Stored entries:
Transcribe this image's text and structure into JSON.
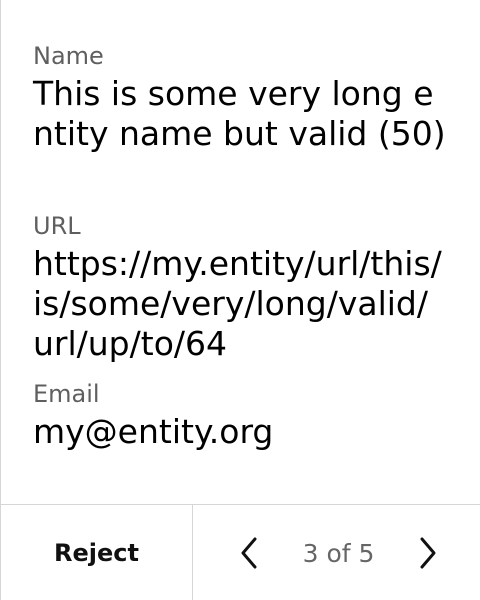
{
  "fields": {
    "name": {
      "label": "Name",
      "value": "This is some very long entity name but valid (50)"
    },
    "url": {
      "label": "URL",
      "value": "https://my.entity/url/this/is/some/very/long/valid/url/up/to/64"
    },
    "email": {
      "label": "Email",
      "value": "my@entity.org"
    }
  },
  "footer": {
    "reject_label": "Reject",
    "pager": {
      "current": 3,
      "total": 5,
      "text": "3 of 5",
      "prev_icon": "chevron-left-icon",
      "next_icon": "chevron-right-icon"
    }
  }
}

- OBJECTIVE:
Can you retype every record above exactly, leaving out the pictures?

- PROBLEM SOLUTION:
Transcribe this image's text and structure into JSON.
{
  "fields": {
    "name": {
      "label": "Name",
      "value": "This is some very long entity name but valid (50)"
    },
    "url": {
      "label": "URL",
      "value": "https://my.entity/url/this/is/some/very/long/valid/url/up/to/64"
    },
    "email": {
      "label": "Email",
      "value": "my@entity.org"
    }
  },
  "footer": {
    "reject_label": "Reject",
    "pager": {
      "current": 3,
      "total": 5,
      "text": "3 of 5",
      "prev_icon": "chevron-left-icon",
      "next_icon": "chevron-right-icon"
    }
  }
}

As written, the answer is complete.